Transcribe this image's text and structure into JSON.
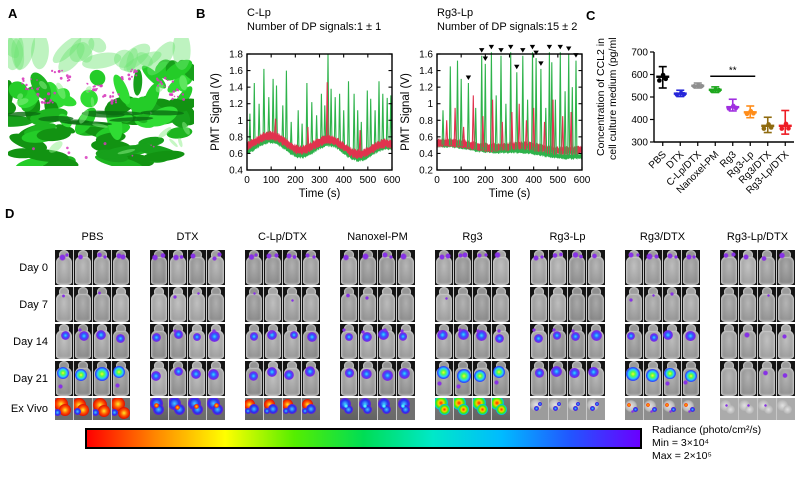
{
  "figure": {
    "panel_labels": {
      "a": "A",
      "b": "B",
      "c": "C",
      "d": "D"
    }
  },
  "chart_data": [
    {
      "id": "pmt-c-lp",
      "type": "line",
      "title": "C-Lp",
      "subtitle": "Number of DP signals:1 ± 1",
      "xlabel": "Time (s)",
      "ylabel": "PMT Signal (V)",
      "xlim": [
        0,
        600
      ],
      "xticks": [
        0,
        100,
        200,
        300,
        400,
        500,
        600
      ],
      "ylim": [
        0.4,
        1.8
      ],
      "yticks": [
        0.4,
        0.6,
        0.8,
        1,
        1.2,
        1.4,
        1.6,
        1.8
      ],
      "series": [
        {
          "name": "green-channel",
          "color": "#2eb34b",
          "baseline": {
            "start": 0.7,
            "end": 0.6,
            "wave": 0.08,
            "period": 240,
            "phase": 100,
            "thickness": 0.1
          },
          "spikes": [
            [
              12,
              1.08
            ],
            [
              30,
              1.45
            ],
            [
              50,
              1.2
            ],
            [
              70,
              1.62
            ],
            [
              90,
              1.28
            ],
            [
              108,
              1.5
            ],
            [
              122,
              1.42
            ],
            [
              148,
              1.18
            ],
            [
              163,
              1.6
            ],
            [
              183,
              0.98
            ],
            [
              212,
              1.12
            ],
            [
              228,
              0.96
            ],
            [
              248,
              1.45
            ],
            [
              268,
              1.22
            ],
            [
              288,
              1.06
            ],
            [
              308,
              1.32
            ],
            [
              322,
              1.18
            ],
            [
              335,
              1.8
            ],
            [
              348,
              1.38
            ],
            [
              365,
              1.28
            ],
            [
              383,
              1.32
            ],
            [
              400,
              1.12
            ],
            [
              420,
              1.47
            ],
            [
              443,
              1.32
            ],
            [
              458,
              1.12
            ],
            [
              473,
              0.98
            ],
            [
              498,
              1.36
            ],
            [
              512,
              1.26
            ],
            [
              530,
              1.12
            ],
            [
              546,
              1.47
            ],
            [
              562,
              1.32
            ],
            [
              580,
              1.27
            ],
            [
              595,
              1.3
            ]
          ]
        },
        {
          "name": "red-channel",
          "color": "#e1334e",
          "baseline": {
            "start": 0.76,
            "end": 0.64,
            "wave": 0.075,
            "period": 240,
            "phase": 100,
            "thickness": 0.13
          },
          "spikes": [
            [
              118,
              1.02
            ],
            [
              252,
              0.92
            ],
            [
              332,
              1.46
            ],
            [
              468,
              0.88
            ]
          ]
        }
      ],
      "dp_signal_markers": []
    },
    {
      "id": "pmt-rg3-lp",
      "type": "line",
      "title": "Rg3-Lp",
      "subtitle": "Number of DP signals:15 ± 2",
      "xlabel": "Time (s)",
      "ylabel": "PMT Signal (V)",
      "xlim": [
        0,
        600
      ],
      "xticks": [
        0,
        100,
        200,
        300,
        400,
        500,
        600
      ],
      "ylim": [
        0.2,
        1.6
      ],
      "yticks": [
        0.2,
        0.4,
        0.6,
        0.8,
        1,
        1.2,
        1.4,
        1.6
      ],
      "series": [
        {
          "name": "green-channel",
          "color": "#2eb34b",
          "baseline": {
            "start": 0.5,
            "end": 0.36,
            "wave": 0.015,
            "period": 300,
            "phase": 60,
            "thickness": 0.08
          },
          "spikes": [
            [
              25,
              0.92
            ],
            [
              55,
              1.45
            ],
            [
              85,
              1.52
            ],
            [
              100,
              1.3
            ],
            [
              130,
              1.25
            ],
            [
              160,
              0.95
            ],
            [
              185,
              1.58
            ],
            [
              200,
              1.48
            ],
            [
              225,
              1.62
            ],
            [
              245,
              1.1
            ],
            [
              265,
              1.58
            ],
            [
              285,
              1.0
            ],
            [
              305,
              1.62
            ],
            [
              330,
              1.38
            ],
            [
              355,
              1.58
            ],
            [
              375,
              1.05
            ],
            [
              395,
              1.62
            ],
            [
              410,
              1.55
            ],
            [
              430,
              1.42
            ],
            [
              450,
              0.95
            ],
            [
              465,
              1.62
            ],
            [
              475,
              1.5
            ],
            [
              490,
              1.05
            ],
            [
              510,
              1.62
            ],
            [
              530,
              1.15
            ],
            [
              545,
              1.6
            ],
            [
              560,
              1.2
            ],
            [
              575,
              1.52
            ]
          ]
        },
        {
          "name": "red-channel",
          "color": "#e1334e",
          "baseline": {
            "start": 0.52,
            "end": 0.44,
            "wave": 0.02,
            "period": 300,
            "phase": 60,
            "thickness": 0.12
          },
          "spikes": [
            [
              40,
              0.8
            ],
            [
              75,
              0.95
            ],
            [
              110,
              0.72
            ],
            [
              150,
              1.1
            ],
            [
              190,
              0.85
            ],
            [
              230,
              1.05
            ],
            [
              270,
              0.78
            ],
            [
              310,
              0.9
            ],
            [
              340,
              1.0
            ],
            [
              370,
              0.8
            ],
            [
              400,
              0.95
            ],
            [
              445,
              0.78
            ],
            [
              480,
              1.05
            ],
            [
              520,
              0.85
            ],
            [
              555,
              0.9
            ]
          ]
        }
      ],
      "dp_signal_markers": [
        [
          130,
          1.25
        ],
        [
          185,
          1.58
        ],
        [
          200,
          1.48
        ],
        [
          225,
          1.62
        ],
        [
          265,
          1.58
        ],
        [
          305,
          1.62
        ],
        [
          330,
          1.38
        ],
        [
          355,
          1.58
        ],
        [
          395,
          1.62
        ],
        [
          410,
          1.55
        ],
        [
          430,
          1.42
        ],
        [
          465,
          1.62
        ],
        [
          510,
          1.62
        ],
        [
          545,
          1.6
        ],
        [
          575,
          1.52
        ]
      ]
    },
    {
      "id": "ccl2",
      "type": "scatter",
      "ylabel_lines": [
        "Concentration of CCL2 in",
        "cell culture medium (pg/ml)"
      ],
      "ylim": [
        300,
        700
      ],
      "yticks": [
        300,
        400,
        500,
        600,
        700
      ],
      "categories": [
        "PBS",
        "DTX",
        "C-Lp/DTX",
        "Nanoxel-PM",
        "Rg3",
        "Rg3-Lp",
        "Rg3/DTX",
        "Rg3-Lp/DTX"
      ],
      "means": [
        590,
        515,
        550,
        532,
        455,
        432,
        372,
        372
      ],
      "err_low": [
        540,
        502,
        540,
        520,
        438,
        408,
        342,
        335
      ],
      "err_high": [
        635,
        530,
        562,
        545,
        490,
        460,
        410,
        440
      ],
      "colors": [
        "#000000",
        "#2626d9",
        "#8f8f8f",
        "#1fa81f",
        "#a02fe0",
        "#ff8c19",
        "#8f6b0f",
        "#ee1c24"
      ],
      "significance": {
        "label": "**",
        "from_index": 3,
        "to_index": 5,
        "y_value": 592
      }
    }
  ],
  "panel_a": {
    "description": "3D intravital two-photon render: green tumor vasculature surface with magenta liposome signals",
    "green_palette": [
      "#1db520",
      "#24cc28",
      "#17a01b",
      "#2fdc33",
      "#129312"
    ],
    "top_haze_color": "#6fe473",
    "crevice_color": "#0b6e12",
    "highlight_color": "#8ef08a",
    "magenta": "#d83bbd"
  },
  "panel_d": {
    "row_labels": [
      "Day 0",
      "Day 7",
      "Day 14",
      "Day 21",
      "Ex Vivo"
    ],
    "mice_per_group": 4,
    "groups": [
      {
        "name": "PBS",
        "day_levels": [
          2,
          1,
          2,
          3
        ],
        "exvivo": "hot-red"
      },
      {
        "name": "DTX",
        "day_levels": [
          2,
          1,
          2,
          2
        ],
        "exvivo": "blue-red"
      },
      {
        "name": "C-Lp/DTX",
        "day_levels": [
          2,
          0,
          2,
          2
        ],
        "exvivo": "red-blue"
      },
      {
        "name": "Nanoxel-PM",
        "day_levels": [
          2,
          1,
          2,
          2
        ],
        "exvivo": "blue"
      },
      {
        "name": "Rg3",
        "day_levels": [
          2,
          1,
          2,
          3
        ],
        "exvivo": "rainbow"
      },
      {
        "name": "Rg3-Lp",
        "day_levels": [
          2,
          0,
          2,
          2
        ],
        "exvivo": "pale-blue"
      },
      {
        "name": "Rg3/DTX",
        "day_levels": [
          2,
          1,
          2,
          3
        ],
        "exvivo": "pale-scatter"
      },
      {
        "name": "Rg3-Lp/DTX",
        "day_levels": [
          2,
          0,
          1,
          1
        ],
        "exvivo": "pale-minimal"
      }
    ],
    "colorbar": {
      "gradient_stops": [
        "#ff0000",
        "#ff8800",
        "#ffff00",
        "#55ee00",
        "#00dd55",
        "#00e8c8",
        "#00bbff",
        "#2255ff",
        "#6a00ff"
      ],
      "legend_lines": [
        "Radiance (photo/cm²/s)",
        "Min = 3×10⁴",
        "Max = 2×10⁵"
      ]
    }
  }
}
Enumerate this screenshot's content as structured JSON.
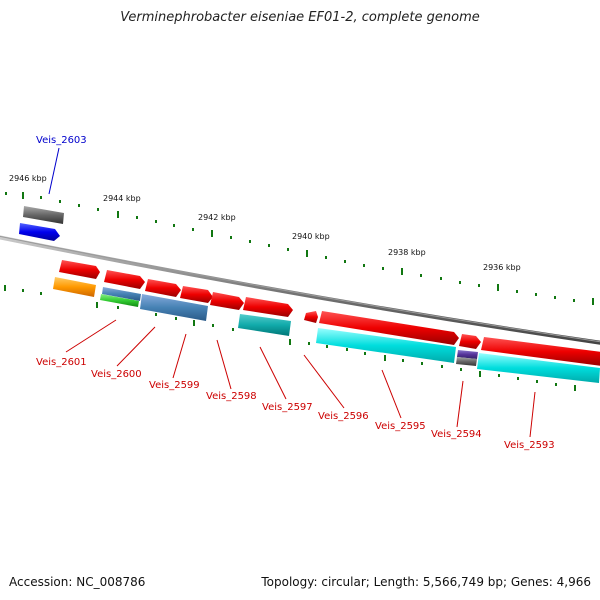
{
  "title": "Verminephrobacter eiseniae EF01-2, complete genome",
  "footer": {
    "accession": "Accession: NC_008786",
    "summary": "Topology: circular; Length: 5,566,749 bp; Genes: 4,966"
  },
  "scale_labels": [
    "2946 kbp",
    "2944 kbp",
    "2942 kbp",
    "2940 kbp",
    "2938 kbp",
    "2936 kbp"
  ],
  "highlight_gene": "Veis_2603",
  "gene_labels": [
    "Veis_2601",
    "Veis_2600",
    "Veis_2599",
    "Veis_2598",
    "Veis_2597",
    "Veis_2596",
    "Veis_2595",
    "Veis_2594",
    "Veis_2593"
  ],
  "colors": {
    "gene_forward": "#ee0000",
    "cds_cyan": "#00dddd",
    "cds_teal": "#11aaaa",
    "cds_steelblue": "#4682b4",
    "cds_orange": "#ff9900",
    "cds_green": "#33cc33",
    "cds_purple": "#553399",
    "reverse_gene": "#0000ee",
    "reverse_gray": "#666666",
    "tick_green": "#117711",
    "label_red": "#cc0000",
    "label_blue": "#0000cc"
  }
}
*****
* _EXERCISE DESCRIPTION_
Where a line in the listing holds the string "this", include it in the count, then report the total alone.

* _WRITTEN SOLUTION_
2